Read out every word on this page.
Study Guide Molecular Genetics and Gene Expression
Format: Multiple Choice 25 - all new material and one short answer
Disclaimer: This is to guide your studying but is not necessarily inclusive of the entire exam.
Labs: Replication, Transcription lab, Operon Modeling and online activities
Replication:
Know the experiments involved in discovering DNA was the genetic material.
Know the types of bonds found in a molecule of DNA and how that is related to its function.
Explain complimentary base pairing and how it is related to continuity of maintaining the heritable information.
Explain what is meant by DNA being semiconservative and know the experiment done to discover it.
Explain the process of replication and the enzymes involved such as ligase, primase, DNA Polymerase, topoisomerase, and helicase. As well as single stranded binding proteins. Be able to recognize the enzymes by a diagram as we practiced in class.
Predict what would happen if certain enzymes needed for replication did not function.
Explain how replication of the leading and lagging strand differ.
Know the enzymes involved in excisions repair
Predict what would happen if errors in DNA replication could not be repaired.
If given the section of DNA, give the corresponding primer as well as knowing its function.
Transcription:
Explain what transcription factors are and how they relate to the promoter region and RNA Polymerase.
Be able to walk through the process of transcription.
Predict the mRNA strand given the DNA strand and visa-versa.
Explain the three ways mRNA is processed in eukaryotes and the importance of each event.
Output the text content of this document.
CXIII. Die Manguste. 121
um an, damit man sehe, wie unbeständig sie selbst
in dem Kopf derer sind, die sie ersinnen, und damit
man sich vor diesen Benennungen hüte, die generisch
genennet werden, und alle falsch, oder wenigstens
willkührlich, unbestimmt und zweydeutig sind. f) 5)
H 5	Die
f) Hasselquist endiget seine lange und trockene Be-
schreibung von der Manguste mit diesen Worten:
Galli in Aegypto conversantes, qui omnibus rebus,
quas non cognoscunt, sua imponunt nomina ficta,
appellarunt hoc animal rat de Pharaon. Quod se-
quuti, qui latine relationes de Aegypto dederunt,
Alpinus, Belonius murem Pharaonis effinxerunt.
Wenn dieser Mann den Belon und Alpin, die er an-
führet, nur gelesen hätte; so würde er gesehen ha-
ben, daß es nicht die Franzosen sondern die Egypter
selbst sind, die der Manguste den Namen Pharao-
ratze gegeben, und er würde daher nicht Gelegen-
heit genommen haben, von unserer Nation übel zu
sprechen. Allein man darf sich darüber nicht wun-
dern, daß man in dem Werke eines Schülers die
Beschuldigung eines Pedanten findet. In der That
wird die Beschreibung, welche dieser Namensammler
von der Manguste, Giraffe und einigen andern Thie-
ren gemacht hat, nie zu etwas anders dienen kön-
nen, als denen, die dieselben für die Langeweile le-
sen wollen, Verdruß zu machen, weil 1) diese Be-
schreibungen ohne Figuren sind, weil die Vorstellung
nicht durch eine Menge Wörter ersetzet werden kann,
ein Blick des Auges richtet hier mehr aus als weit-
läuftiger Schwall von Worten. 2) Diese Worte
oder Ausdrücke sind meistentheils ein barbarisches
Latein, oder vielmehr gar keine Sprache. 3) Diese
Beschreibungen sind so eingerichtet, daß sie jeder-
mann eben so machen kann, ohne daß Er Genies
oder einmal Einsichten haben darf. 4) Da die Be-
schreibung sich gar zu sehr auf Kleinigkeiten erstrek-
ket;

EXERCISE DESCRIPTION: Return the full listing unchanged.

EXPECTED ANSWER:
Read out every word on this page.
Study Guide Molecular Genetics and Gene Expression
Format: Multiple Choice 25 - all new material and one short answer
Disclaimer: This is to guide your studying but is not necessarily inclusive of the entire exam.
Labs: Replication, Transcription lab, Operon Modeling and online activities
Replication:
Know the experiments involved in discovering DNA was the genetic material.
Know the types of bonds found in a molecule of DNA and how that is related to its function.
Explain complimentary base pairing and how it is related to continuity of maintaining the heritable information.
Explain what is meant by DNA being semiconservative and know the experiment done to discover it.
Explain the process of replication and the enzymes involved such as ligase, primase, DNA Polymerase, topoisomerase, and helicase. As well as single stranded binding proteins. Be able to recognize the enzymes by a diagram as we practiced in class.
Predict what would happen if certain enzymes needed for replication did not function.
Explain how replication of the leading and lagging strand differ.
Know the enzymes involved in excisions repair
Predict what would happen if errors in DNA replication could not be repaired.
If given the section of DNA, give the corresponding primer as well as knowing its function.
Transcription:
Explain what transcription factors are and how they relate to the promoter region and RNA Polymerase.
Be able to walk through the process of transcription.
Predict the mRNA strand given the DNA strand and visa-versa.
Explain the three ways mRNA is processed in eukaryotes and the importance of each event.
Output the text content of this document.
CXIII. Die Manguste. 121
um an, damit man sehe, wie unbeständig sie selbst
in dem Kopf derer sind, die sie ersinnen, und damit
man sich vor diesen Benennungen hüte, die generisch
genennet werden, und alle falsch, oder wenigstens
willkührlich, unbestimmt und zweydeutig sind. f) 5)
H 5	Die
f) Hasselquist endiget seine lange und trockene Be-
schreibung von der Manguste mit diesen Worten:
Galli in Aegypto conversantes, qui omnibus rebus,
quas non cognoscunt, sua imponunt nomina ficta,
appellarunt hoc animal rat de Pharaon. Quod se-
quuti, qui latine relationes de Aegypto dederunt,
Alpinus, Belonius murem Pharaonis effinxerunt.
Wenn dieser Mann den Belon und Alpin, die er an-
führet, nur gelesen hätte; so würde er gesehen ha-
ben, daß es nicht die Franzosen sondern die Egypter
selbst sind, die der Manguste den Namen Pharao-
ratze gegeben, und er würde daher nicht Gelegen-
heit genommen haben, von unserer Nation übel zu
sprechen. Allein man darf sich darüber nicht wun-
dern, daß man in dem Werke eines Schülers die
Beschuldigung eines Pedanten findet. In der That
wird die Beschreibung, welche dieser Namensammler
von der Manguste, Giraffe und einigen andern Thie-
ren gemacht hat, nie zu etwas anders dienen kön-
nen, als denen, die dieselben für die Langeweile le-
sen wollen, Verdruß zu machen, weil 1) diese Be-
schreibungen ohne Figuren sind, weil die Vorstellung
nicht durch eine Menge Wörter ersetzet werden kann,
ein Blick des Auges richtet hier mehr aus als weit-
läuftiger Schwall von Worten. 2) Diese Worte
oder Ausdrücke sind meistentheils ein barbarisches
Latein, oder vielmehr gar keine Sprache. 3) Diese
Beschreibungen sind so eingerichtet, daß sie jeder-
mann eben so machen kann, ohne daß Er Genies
oder einmal Einsichten haben darf. 4) Da die Be-
schreibung sich gar zu sehr auf Kleinigkeiten erstrek-
ket;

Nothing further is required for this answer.